GIVEN INSTRUCTION
Search the material below for the word "JSON". Copy every line that has it.

....

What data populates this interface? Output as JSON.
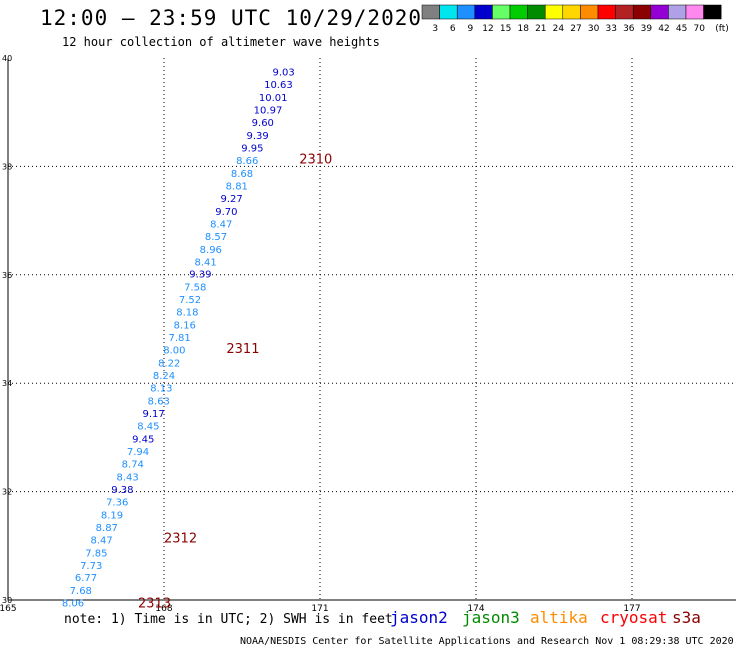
{
  "header": {
    "title": "12:00 – 23:59 UTC 10/29/2020",
    "subtitle": "12 hour collection of altimeter wave heights"
  },
  "legend": {
    "unit": "(ft)",
    "bins": [
      {
        "label": "3",
        "color": "#808080"
      },
      {
        "label": "6",
        "color": "#00e5ee"
      },
      {
        "label": "9",
        "color": "#1e90ff"
      },
      {
        "label": "12",
        "color": "#0000cd"
      },
      {
        "label": "15",
        "color": "#66ff66"
      },
      {
        "label": "18",
        "color": "#00cc00"
      },
      {
        "label": "21",
        "color": "#008b00"
      },
      {
        "label": "24",
        "color": "#ffff00"
      },
      {
        "label": "27",
        "color": "#ffd700"
      },
      {
        "label": "30",
        "color": "#ff8c00"
      },
      {
        "label": "33",
        "color": "#ff0000"
      },
      {
        "label": "36",
        "color": "#b22222"
      },
      {
        "label": "39",
        "color": "#8b0000"
      },
      {
        "label": "42",
        "color": "#9400d3"
      },
      {
        "label": "45",
        "color": "#b0a0e8"
      },
      {
        "label": "70",
        "color": "#ff88ee"
      },
      {
        "label": "",
        "color": "#000000"
      }
    ]
  },
  "chart_data": {
    "type": "scatter",
    "xlim": [
      165,
      179
    ],
    "ylim": [
      30,
      40
    ],
    "x_ticks": [
      "165",
      "168",
      "171",
      "174",
      "177"
    ],
    "y_ticks": [
      "30",
      "32",
      "34",
      "36",
      "38",
      "40"
    ],
    "grid": true,
    "series": [
      {
        "name": "jason2",
        "color": "#0000cd"
      },
      {
        "name": "jason3",
        "color": "#008b00"
      },
      {
        "name": "altika",
        "color": "#ff8c00"
      },
      {
        "name": "cryosat",
        "color": "#ff0000"
      },
      {
        "name": "s3a",
        "color": "#8b0000"
      }
    ],
    "points": [
      {
        "lon": 170.3,
        "lat": 39.75,
        "swh": "9.03",
        "color": "#0000cd"
      },
      {
        "lon": 170.2,
        "lat": 39.52,
        "swh": "10.63",
        "color": "#0000cd"
      },
      {
        "lon": 170.1,
        "lat": 39.28,
        "swh": "10.01",
        "color": "#0000cd"
      },
      {
        "lon": 170.0,
        "lat": 39.05,
        "swh": "10.97",
        "color": "#0000cd"
      },
      {
        "lon": 169.9,
        "lat": 38.82,
        "swh": "9.60",
        "color": "#0000cd"
      },
      {
        "lon": 169.8,
        "lat": 38.58,
        "swh": "9.39",
        "color": "#0000cd"
      },
      {
        "lon": 169.7,
        "lat": 38.35,
        "swh": "9.95",
        "color": "#0000cd"
      },
      {
        "lon": 169.6,
        "lat": 38.12,
        "swh": "8.66",
        "color": "#1e90ff"
      },
      {
        "lon": 169.5,
        "lat": 37.88,
        "swh": "8.68",
        "color": "#1e90ff"
      },
      {
        "lon": 169.4,
        "lat": 37.65,
        "swh": "8.81",
        "color": "#1e90ff"
      },
      {
        "lon": 169.3,
        "lat": 37.42,
        "swh": "9.27",
        "color": "#0000cd"
      },
      {
        "lon": 169.2,
        "lat": 37.18,
        "swh": "9.70",
        "color": "#0000cd"
      },
      {
        "lon": 169.1,
        "lat": 36.95,
        "swh": "8.47",
        "color": "#1e90ff"
      },
      {
        "lon": 169.0,
        "lat": 36.72,
        "swh": "8.57",
        "color": "#1e90ff"
      },
      {
        "lon": 168.9,
        "lat": 36.48,
        "swh": "8.96",
        "color": "#1e90ff"
      },
      {
        "lon": 168.8,
        "lat": 36.25,
        "swh": "8.41",
        "color": "#1e90ff"
      },
      {
        "lon": 168.7,
        "lat": 36.02,
        "swh": "9.39",
        "color": "#0000cd"
      },
      {
        "lon": 168.6,
        "lat": 35.78,
        "swh": "7.58",
        "color": "#1e90ff"
      },
      {
        "lon": 168.5,
        "lat": 35.55,
        "swh": "7.52",
        "color": "#1e90ff"
      },
      {
        "lon": 168.45,
        "lat": 35.32,
        "swh": "8.18",
        "color": "#1e90ff"
      },
      {
        "lon": 168.4,
        "lat": 35.08,
        "swh": "8.16",
        "color": "#1e90ff"
      },
      {
        "lon": 168.3,
        "lat": 34.85,
        "swh": "7.81",
        "color": "#1e90ff"
      },
      {
        "lon": 168.2,
        "lat": 34.62,
        "swh": "8.00",
        "color": "#1e90ff"
      },
      {
        "lon": 168.1,
        "lat": 34.38,
        "swh": "8.22",
        "color": "#1e90ff"
      },
      {
        "lon": 168.0,
        "lat": 34.15,
        "swh": "8.24",
        "color": "#1e90ff"
      },
      {
        "lon": 167.95,
        "lat": 33.92,
        "swh": "8.13",
        "color": "#1e90ff"
      },
      {
        "lon": 167.9,
        "lat": 33.68,
        "swh": "8.63",
        "color": "#1e90ff"
      },
      {
        "lon": 167.8,
        "lat": 33.45,
        "swh": "9.17",
        "color": "#0000cd"
      },
      {
        "lon": 167.7,
        "lat": 33.22,
        "swh": "8.45",
        "color": "#1e90ff"
      },
      {
        "lon": 167.6,
        "lat": 32.98,
        "swh": "9.45",
        "color": "#0000cd"
      },
      {
        "lon": 167.5,
        "lat": 32.75,
        "swh": "7.94",
        "color": "#1e90ff"
      },
      {
        "lon": 167.4,
        "lat": 32.52,
        "swh": "8.74",
        "color": "#1e90ff"
      },
      {
        "lon": 167.3,
        "lat": 32.28,
        "swh": "8.43",
        "color": "#1e90ff"
      },
      {
        "lon": 167.2,
        "lat": 32.05,
        "swh": "9.38",
        "color": "#0000cd"
      },
      {
        "lon": 167.1,
        "lat": 31.82,
        "swh": "7.36",
        "color": "#1e90ff"
      },
      {
        "lon": 167.0,
        "lat": 31.58,
        "swh": "8.19",
        "color": "#1e90ff"
      },
      {
        "lon": 166.9,
        "lat": 31.35,
        "swh": "8.87",
        "color": "#1e90ff"
      },
      {
        "lon": 166.8,
        "lat": 31.12,
        "swh": "8.47",
        "color": "#1e90ff"
      },
      {
        "lon": 166.7,
        "lat": 30.88,
        "swh": "7.85",
        "color": "#1e90ff"
      },
      {
        "lon": 166.6,
        "lat": 30.65,
        "swh": "7.73",
        "color": "#1e90ff"
      },
      {
        "lon": 166.5,
        "lat": 30.42,
        "swh": "6.77",
        "color": "#1e90ff"
      },
      {
        "lon": 166.4,
        "lat": 30.18,
        "swh": "7.68",
        "color": "#1e90ff"
      },
      {
        "lon": 166.25,
        "lat": 29.95,
        "swh": "8.06",
        "color": "#1e90ff"
      }
    ],
    "time_labels": [
      {
        "text": "2310",
        "lon": 170.6,
        "lat": 38.15,
        "color": "#8b0000"
      },
      {
        "text": "2311",
        "lon": 169.2,
        "lat": 34.65,
        "color": "#8b0000"
      },
      {
        "text": "2312",
        "lon": 168.0,
        "lat": 31.15,
        "color": "#8b0000"
      },
      {
        "text": "2313",
        "lon": 167.5,
        "lat": 29.95,
        "color": "#8b0000"
      }
    ]
  },
  "footer": {
    "note": "note: 1) Time is in UTC; 2) SWH is in feet",
    "credit": "NOAA/NESDIS Center for Satellite Applications and Research   Nov  1 08:29:38 UTC 2020"
  }
}
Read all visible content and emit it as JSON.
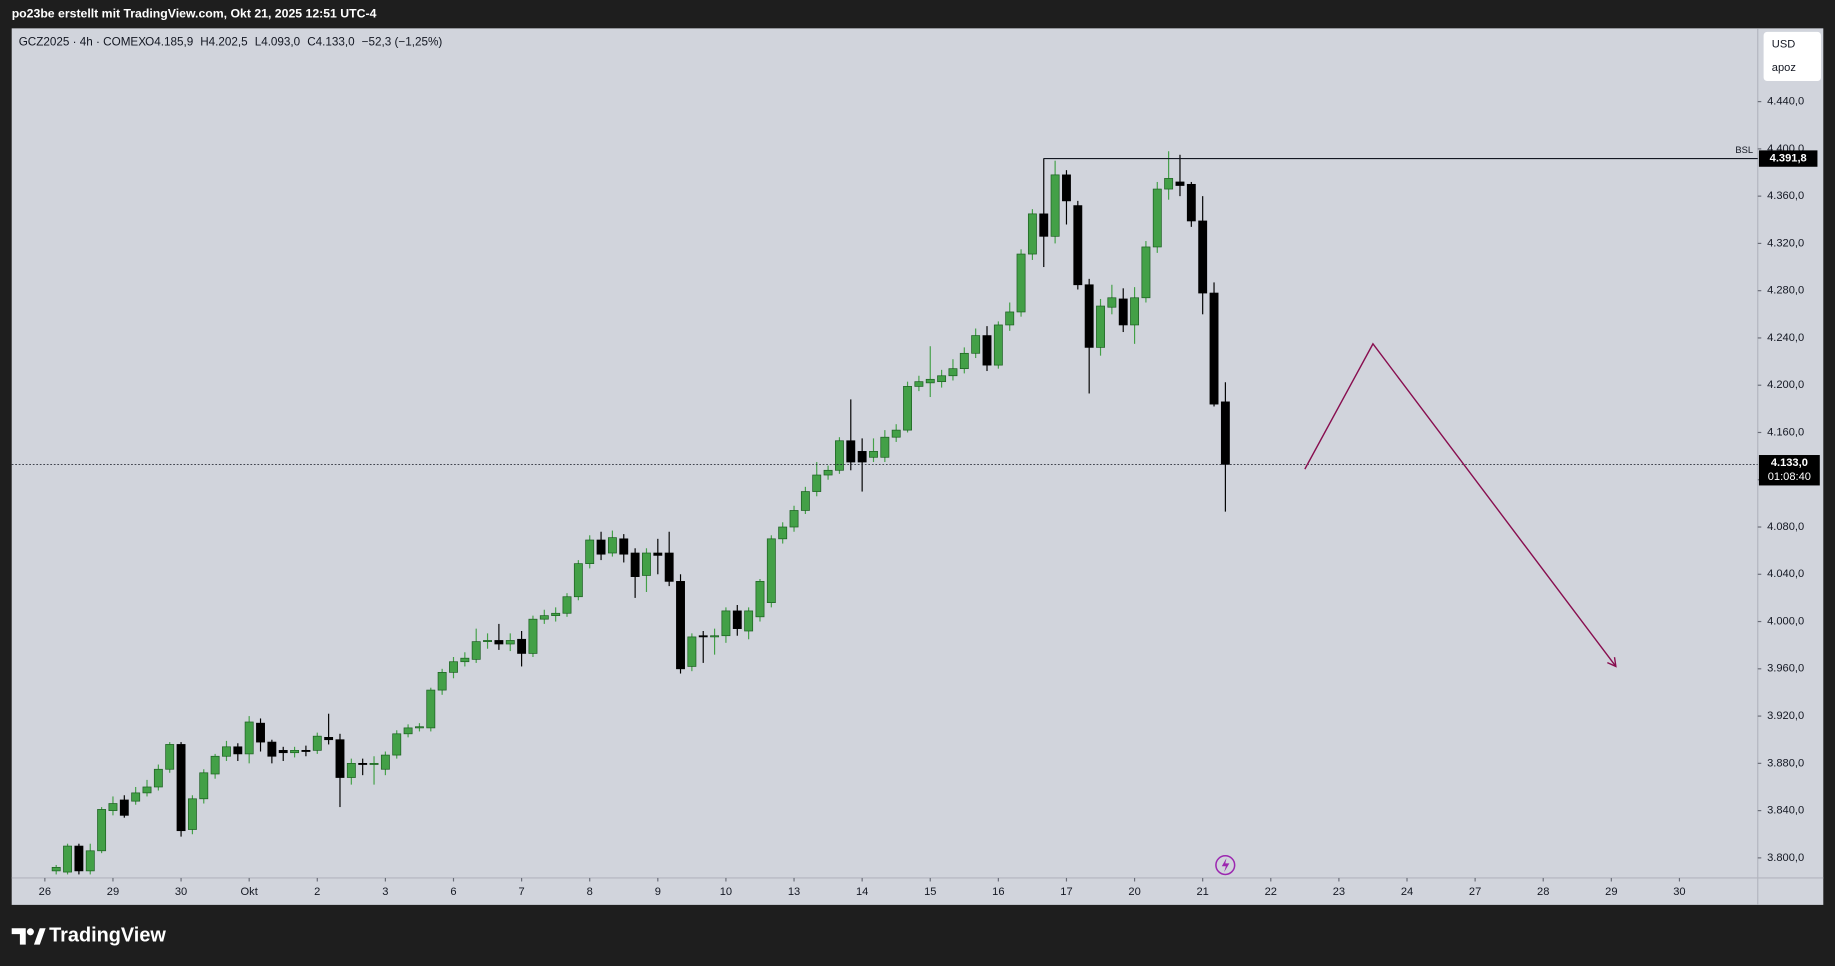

....

WRITTEN REPLY
What data populates this interface? Output as JSON.
Read all visible content and emit it as JSON.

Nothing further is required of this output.